_THE REQUEST:_ Each line that holds the word "document" counts once; report how many lines do so and nothing else.

_INPUT FOR THIS TASK:_
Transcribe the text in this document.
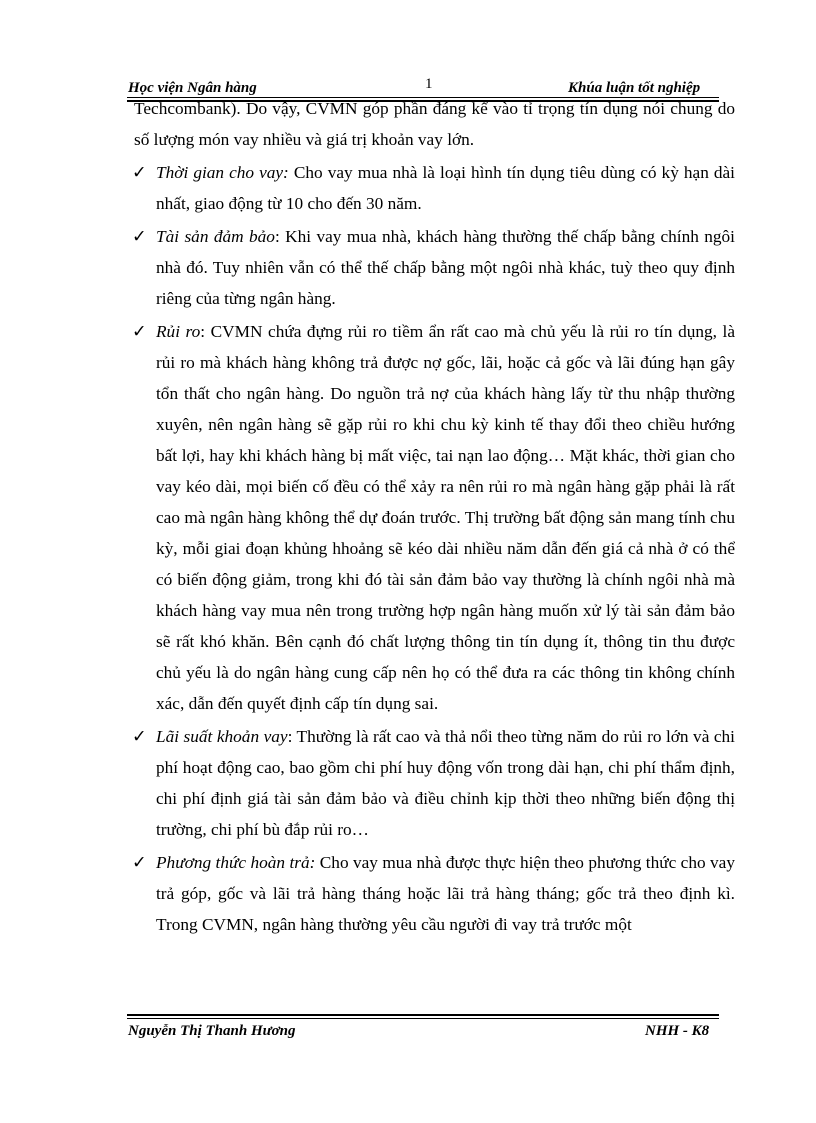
Học viện Ngân hàng	1	Khúa luận tốt nghiệp

Techcombank). Do vậy, CVMN góp phần đáng kể vào tỉ trọng tín dụng nói chung do số lượng món vay nhiều và giá trị khoản vay lớn.

✓ Thời gian cho vay: Cho vay mua nhà là loại hình tín dụng tiêu dùng có kỳ hạn dài nhất, giao động từ 10 cho đến 30 năm.

✓ Tài sản đảm bảo: Khi vay mua nhà, khách hàng thường thế chấp bằng chính ngôi nhà đó. Tuy nhiên vẫn có thể thế chấp bằng một ngôi nhà khác, tuỳ theo quy định riêng của từng ngân hàng.

✓ Rủi ro: CVMN chứa đựng rủi ro tiềm ẩn rất cao mà chủ yếu là rủi ro tín dụng, là rủi ro mà khách hàng không trả được nợ gốc, lãi, hoặc cả gốc và lãi đúng hạn gây tổn thất cho ngân hàng. Do nguồn trả nợ của khách hàng lấy từ thu nhập thường xuyên, nên ngân hàng sẽ gặp rủi ro khi chu kỳ kinh tế thay đổi theo chiều hướng bất lợi, hay khi khách hàng bị mất việc, tai nạn lao động… Mặt khác, thời gian cho vay kéo dài, mọi biến cố đều có thể xảy ra nên rủi ro mà ngân hàng gặp phải là rất cao mà ngân hàng không thể dự đoán trước. Thị trường bất động sản mang tính chu kỳ, mỗi giai đoạn khủng hhoảng sẽ kéo dài nhiều năm dẫn đến giá cả nhà ở có thể có biến động giảm, trong khi đó tài sản đảm bảo vay thường là chính ngôi nhà mà khách hàng vay mua nên trong trường hợp ngân hàng muốn xử lý tài sản đảm bảo sẽ rất khó khăn. Bên cạnh đó chất lượng thông tin tín dụng ít, thông tin thu được chủ yếu là do ngân hàng cung cấp nên họ có thể đưa ra các thông tin không chính xác, dẫn đến quyết định cấp tín dụng sai.

✓ Lãi suất khoản vay: Thường là rất cao và thả nổi theo từng năm do rủi ro lớn và chi phí hoạt động cao, bao gồm chi phí huy động vốn trong dài hạn, chi phí thẩm định, chi phí định giá tài sản đảm bảo và điều chỉnh kịp thời theo những biến động thị trường, chi phí bù đắp rủi ro…

✓ Phương thức hoàn trả: Cho vay mua nhà được thực hiện theo phương thức cho vay trả góp, gốc và lãi trả hàng tháng hoặc lãi trả hàng tháng; gốc trả theo định kì. Trong CVMN, ngân hàng thường yêu cầu người đi vay trả trước một

Nguyễn Thị Thanh Hương	NHH - K8
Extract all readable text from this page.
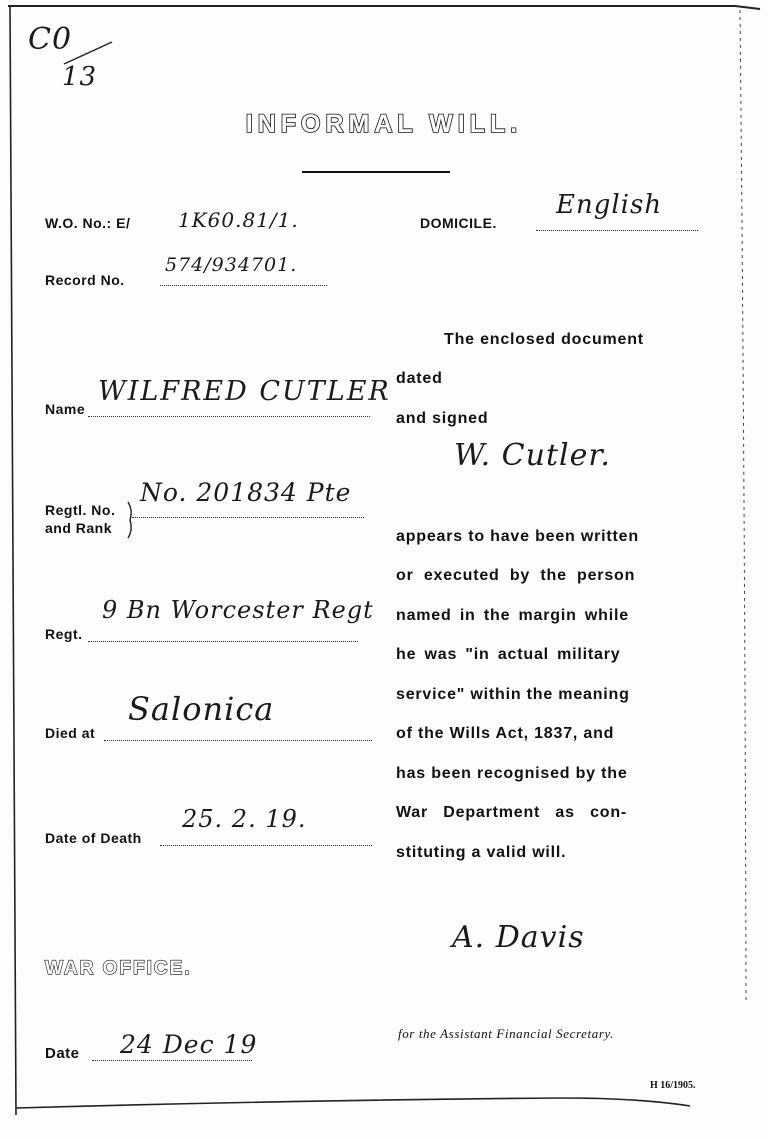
C0
13
INFORMAL WILL.
W.O. No.: E/ 1K60.81/1.	DOMICILE.
English
Record No.
574/934701.
Name
WILFRED CUTLER
Regtl. No.
and Rank
No. 201834 Pte
Regt.
9 Bn Worcester Regt
Died at
Salonica
Date of Death
25. 2. 19.
The enclosed document
dated
and signed
W. Cutler.
appears to have been written
or executed by the person
named in the margin while
he was "in actual military
service" within the meaning
of the Wills Act, 1837, and
has been recognised by the
War Department as con-
stituting a valid will.
A. Davis
WAR OFFICE.
for the Assistant Financial Secretary.
Date 24 Dec 19
H 16/1905.
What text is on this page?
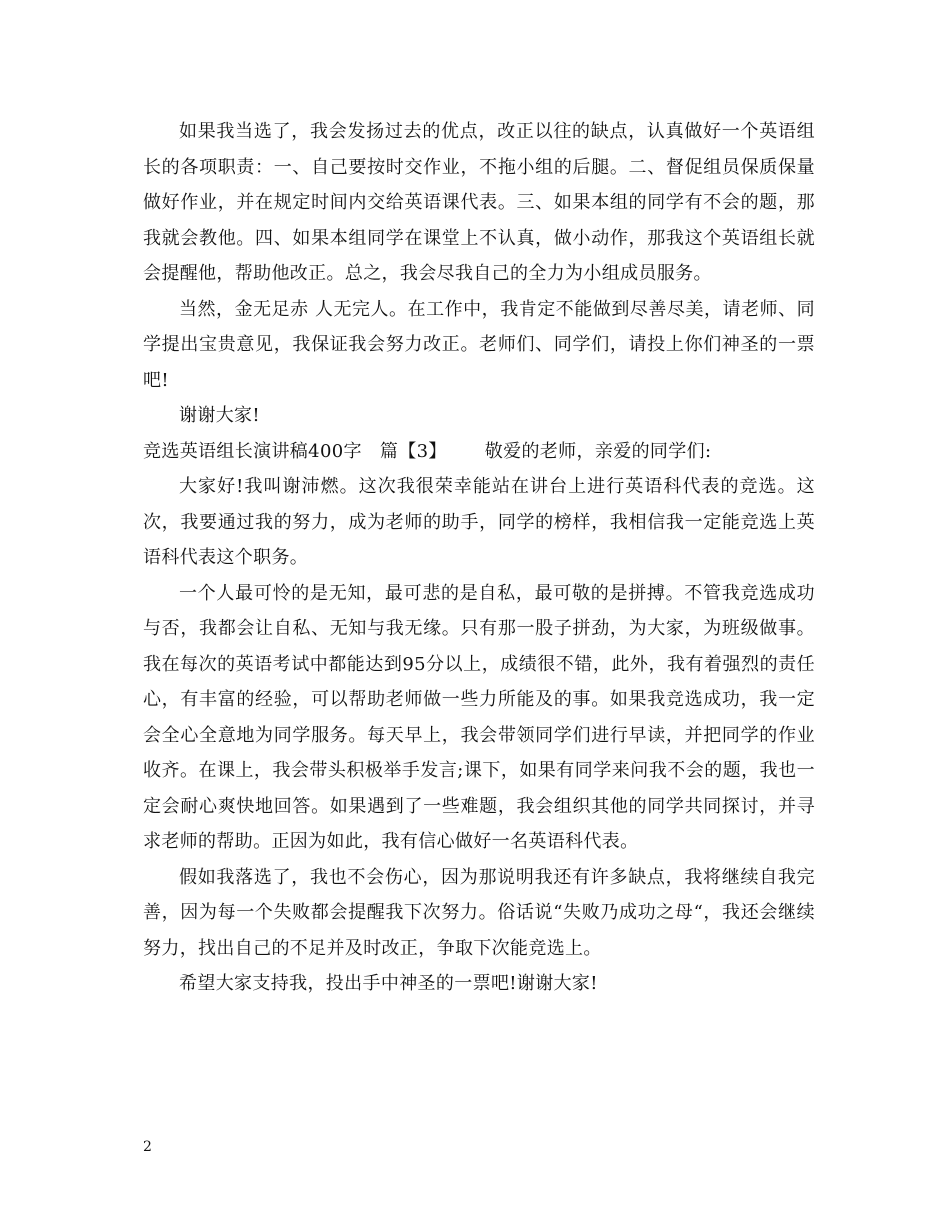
如果我当选了，我会发扬过去的优点，改正以往的缺点，认真做好一个英语组长的各项职责：一、自己要按时交作业，不拖小组的后腿。二、督促组员保质保量做好作业，并在规定时间内交给英语课代表。三、如果本组的同学有不会的题，那我就会教他。四、如果本组同学在课堂上不认真，做小动作，那我这个英语组长就会提醒他，帮助他改正。总之，我会尽我自己的全力为小组成员服务。

当然，金无足赤 人无完人。在工作中，我肯定不能做到尽善尽美，请老师、同学提出宝贵意见，我保证我会努力改正。老师们、同学们，请投上你们神圣的一票吧!

谢谢大家!

竞选英语组长演讲稿400字 篇【3】 敬爱的老师，亲爱的同学们:

大家好!我叫谢沛燃。这次我很荣幸能站在讲台上进行英语科代表的竞选。这次，我要通过我的努力，成为老师的助手，同学的榜样，我相信我一定能竞选上英语科代表这个职务。

一个人最可怜的是无知，最可悲的是自私，最可敬的是拼搏。不管我竞选成功与否，我都会让自私、无知与我无缘。只有那一股子拼劲，为大家，为班级做事。我在每次的英语考试中都能达到95分以上，成绩很不错，此外，我有着强烈的责任心，有丰富的经验，可以帮助老师做一些力所能及的事。如果我竞选成功，我一定会全心全意地为同学服务。每天早上，我会带领同学们进行早读，并把同学的作业收齐。在课上，我会带头积极举手发言;课下，如果有同学来问我不会的题，我也一定会耐心爽快地回答。如果遇到了一些难题，我会组织其他的同学共同探讨，并寻求老师的帮助。正因为如此，我有信心做好一名英语科代表。

假如我落选了，我也不会伤心，因为那说明我还有许多缺点，我将继续自我完善，因为每一个失败都会提醒我下次努力。俗话说“失败乃成功之母“，我还会继续努力，找出自己的不足并及时改正，争取下次能竞选上。

希望大家支持我，投出手中神圣的一票吧!谢谢大家!

2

_RESPONSE BELOW:_ 2